Write out all the entries word for word, but skip any images.

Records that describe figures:
===

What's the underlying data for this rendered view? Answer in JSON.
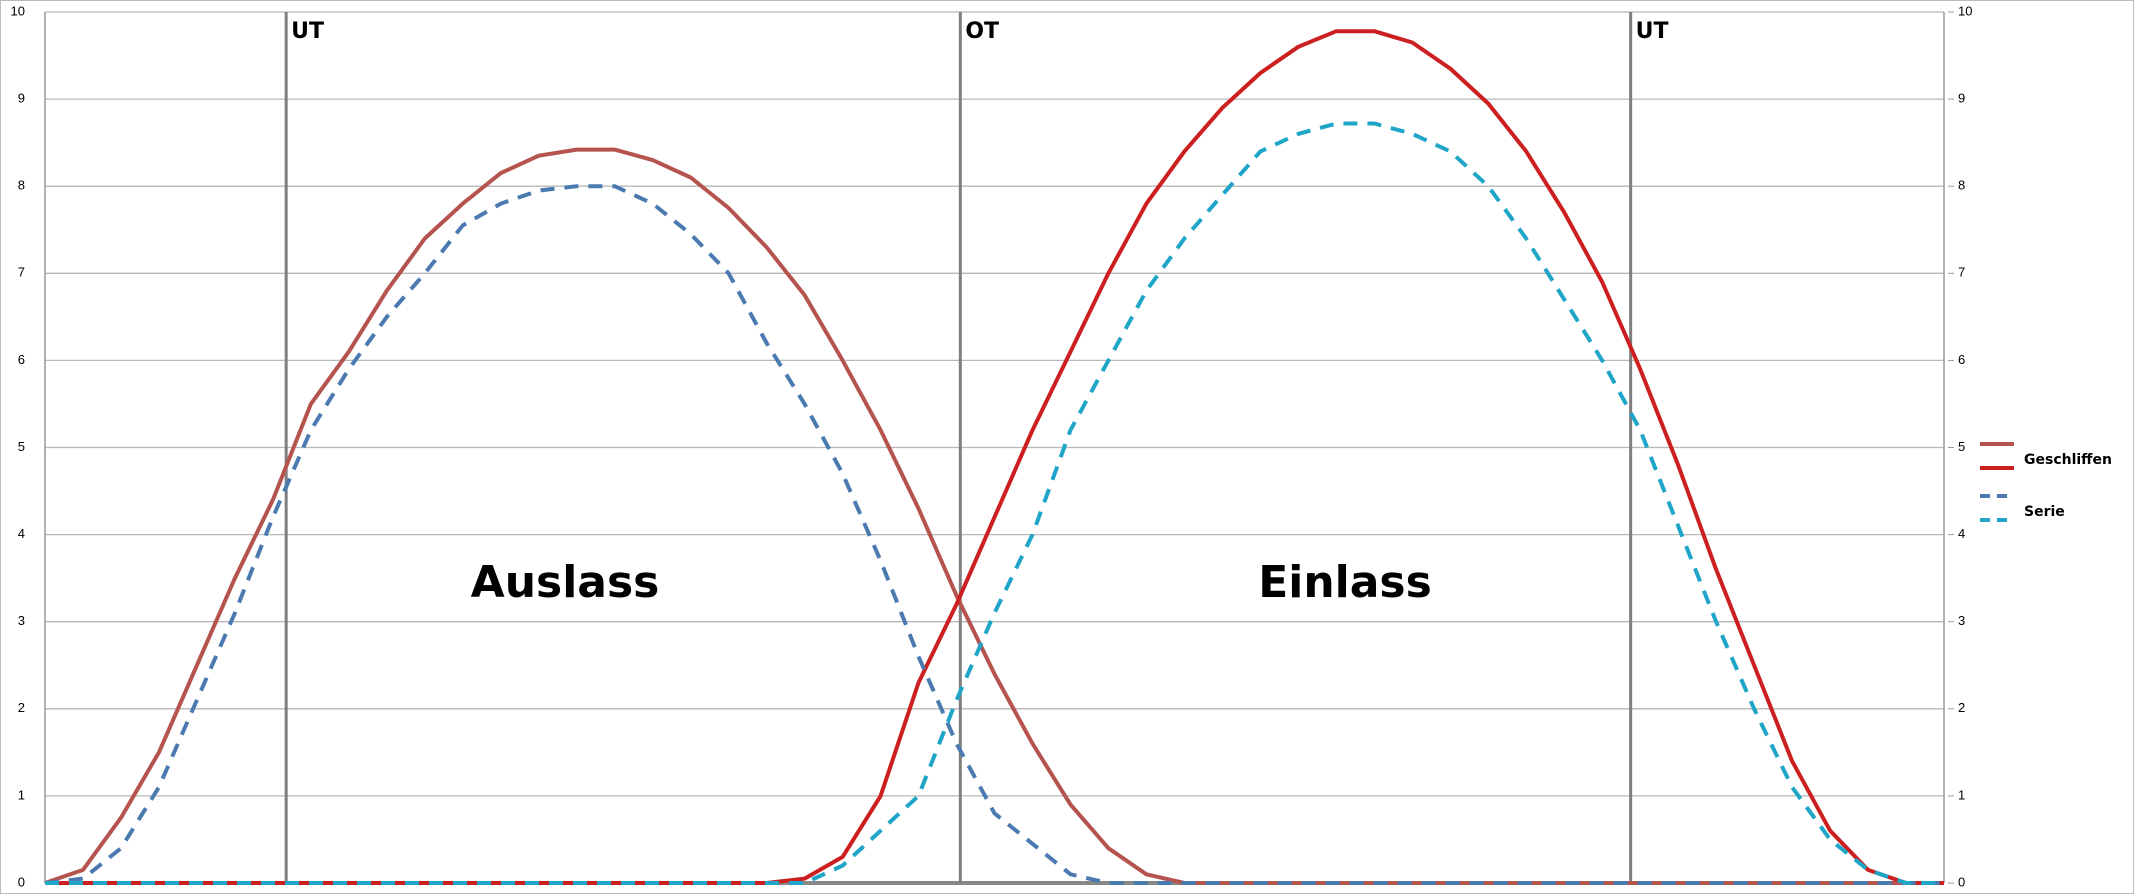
{
  "chart_data": {
    "type": "line",
    "xlim": [
      0,
      50
    ],
    "ylim": [
      0,
      10
    ],
    "yticks": [
      0,
      1,
      2,
      3,
      4,
      5,
      6,
      7,
      8,
      9,
      10
    ],
    "y2lim": [
      0,
      10
    ],
    "y2ticks": [
      0,
      1,
      2,
      3,
      4,
      5,
      6,
      7,
      8,
      9,
      10
    ],
    "grid": true,
    "markers": [
      {
        "text": "UT",
        "x": 6.35
      },
      {
        "text": "OT",
        "x": 24.1
      },
      {
        "text": "UT",
        "x": 41.75
      }
    ],
    "labels": [
      "Auslass",
      "Einlass"
    ],
    "series": [
      {
        "name": "Geschliffen",
        "dash": false,
        "lines": [
          {
            "color": "#b5534e",
            "values": [
              0,
              0.15,
              0.75,
              1.5,
              2.5,
              3.5,
              4.4,
              5.5,
              6.1,
              6.8,
              7.4,
              7.8,
              8.15,
              8.35,
              8.42,
              8.42,
              8.3,
              8.1,
              7.75,
              7.3,
              6.75,
              6.0,
              5.2,
              4.3,
              3.3,
              2.4,
              1.6,
              0.9,
              0.4,
              0.1,
              0,
              0,
              0,
              0,
              0,
              0,
              0,
              0,
              0,
              0,
              0,
              0,
              0,
              0,
              0,
              0,
              0,
              0,
              0,
              0,
              0
            ]
          },
          {
            "color": "#cc1f1f",
            "values": [
              0,
              0,
              0,
              0,
              0,
              0,
              0,
              0,
              0,
              0,
              0,
              0,
              0,
              0,
              0,
              0,
              0,
              0,
              0,
              0,
              0.05,
              0.3,
              1.0,
              2.3,
              3.2,
              4.2,
              5.2,
              6.1,
              7.0,
              7.8,
              8.4,
              8.9,
              9.3,
              9.6,
              9.78,
              9.78,
              9.65,
              9.35,
              8.95,
              8.4,
              7.7,
              6.9,
              5.9,
              4.8,
              3.6,
              2.5,
              1.4,
              0.6,
              0.15,
              0,
              0
            ]
          }
        ]
      },
      {
        "name": "Serie",
        "dash": true,
        "lines": [
          {
            "color": "#4a7ab0",
            "values": [
              0,
              0.05,
              0.4,
              1.1,
              2.1,
              3.1,
              4.2,
              5.2,
              5.9,
              6.5,
              7.0,
              7.55,
              7.8,
              7.95,
              8.0,
              8.0,
              7.8,
              7.45,
              7.0,
              6.2,
              5.5,
              4.7,
              3.7,
              2.6,
              1.6,
              0.8,
              0.45,
              0.1,
              0,
              0,
              0,
              0,
              0,
              0,
              0,
              0,
              0,
              0,
              0,
              0,
              0,
              0,
              0,
              0,
              0,
              0,
              0,
              0,
              0,
              0,
              0
            ]
          },
          {
            "color": "#1fa5c8",
            "values": [
              0,
              0,
              0,
              0,
              0,
              0,
              0,
              0,
              0,
              0,
              0,
              0,
              0,
              0,
              0,
              0,
              0,
              0,
              0,
              0,
              0,
              0.2,
              0.6,
              1.0,
              2.1,
              3.1,
              4.0,
              5.2,
              6.0,
              6.8,
              7.4,
              7.9,
              8.4,
              8.6,
              8.72,
              8.72,
              8.6,
              8.4,
              8.0,
              7.4,
              6.7,
              6.0,
              5.2,
              4.1,
              3.0,
              2.0,
              1.1,
              0.5,
              0.15,
              0,
              0
            ]
          }
        ]
      }
    ]
  }
}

===

__COMPLETED TASK__:
What's the underlying data for this rendered view? Answer in JSON.
{
  "chart_data": {
    "type": "line",
    "xlim": [
      0,
      50
    ],
    "ylim": [
      0,
      10
    ],
    "yticks": [
      0,
      1,
      2,
      3,
      4,
      5,
      6,
      7,
      8,
      9,
      10
    ],
    "y2lim": [
      0,
      10
    ],
    "y2ticks": [
      0,
      1,
      2,
      3,
      4,
      5,
      6,
      7,
      8,
      9,
      10
    ],
    "grid": true,
    "markers": [
      {
        "text": "UT",
        "x": 6.35
      },
      {
        "text": "OT",
        "x": 24.1
      },
      {
        "text": "UT",
        "x": 41.75
      }
    ],
    "labels": [
      "Auslass",
      "Einlass"
    ],
    "series": [
      {
        "name": "Geschliffen",
        "dash": false,
        "lines": [
          {
            "color": "#b5534e",
            "values": [
              0,
              0.15,
              0.75,
              1.5,
              2.5,
              3.5,
              4.4,
              5.5,
              6.1,
              6.8,
              7.4,
              7.8,
              8.15,
              8.35,
              8.42,
              8.42,
              8.3,
              8.1,
              7.75,
              7.3,
              6.75,
              6.0,
              5.2,
              4.3,
              3.3,
              2.4,
              1.6,
              0.9,
              0.4,
              0.1,
              0,
              0,
              0,
              0,
              0,
              0,
              0,
              0,
              0,
              0,
              0,
              0,
              0,
              0,
              0,
              0,
              0,
              0,
              0,
              0,
              0
            ]
          },
          {
            "color": "#cc1f1f",
            "values": [
              0,
              0,
              0,
              0,
              0,
              0,
              0,
              0,
              0,
              0,
              0,
              0,
              0,
              0,
              0,
              0,
              0,
              0,
              0,
              0,
              0.05,
              0.3,
              1.0,
              2.3,
              3.2,
              4.2,
              5.2,
              6.1,
              7.0,
              7.8,
              8.4,
              8.9,
              9.3,
              9.6,
              9.78,
              9.78,
              9.65,
              9.35,
              8.95,
              8.4,
              7.7,
              6.9,
              5.9,
              4.8,
              3.6,
              2.5,
              1.4,
              0.6,
              0.15,
              0,
              0
            ]
          }
        ]
      },
      {
        "name": "Serie",
        "dash": true,
        "lines": [
          {
            "color": "#4a7ab0",
            "values": [
              0,
              0.05,
              0.4,
              1.1,
              2.1,
              3.1,
              4.2,
              5.2,
              5.9,
              6.5,
              7.0,
              7.55,
              7.8,
              7.95,
              8.0,
              8.0,
              7.8,
              7.45,
              7.0,
              6.2,
              5.5,
              4.7,
              3.7,
              2.6,
              1.6,
              0.8,
              0.45,
              0.1,
              0,
              0,
              0,
              0,
              0,
              0,
              0,
              0,
              0,
              0,
              0,
              0,
              0,
              0,
              0,
              0,
              0,
              0,
              0,
              0,
              0,
              0,
              0
            ]
          },
          {
            "color": "#1fa5c8",
            "values": [
              0,
              0,
              0,
              0,
              0,
              0,
              0,
              0,
              0,
              0,
              0,
              0,
              0,
              0,
              0,
              0,
              0,
              0,
              0,
              0,
              0,
              0.2,
              0.6,
              1.0,
              2.1,
              3.1,
              4.0,
              5.2,
              6.0,
              6.8,
              7.4,
              7.9,
              8.4,
              8.6,
              8.72,
              8.72,
              8.6,
              8.4,
              8.0,
              7.4,
              6.7,
              6.0,
              5.2,
              4.1,
              3.0,
              2.0,
              1.1,
              0.5,
              0.15,
              0,
              0
            ]
          }
        ]
      }
    ]
  }
}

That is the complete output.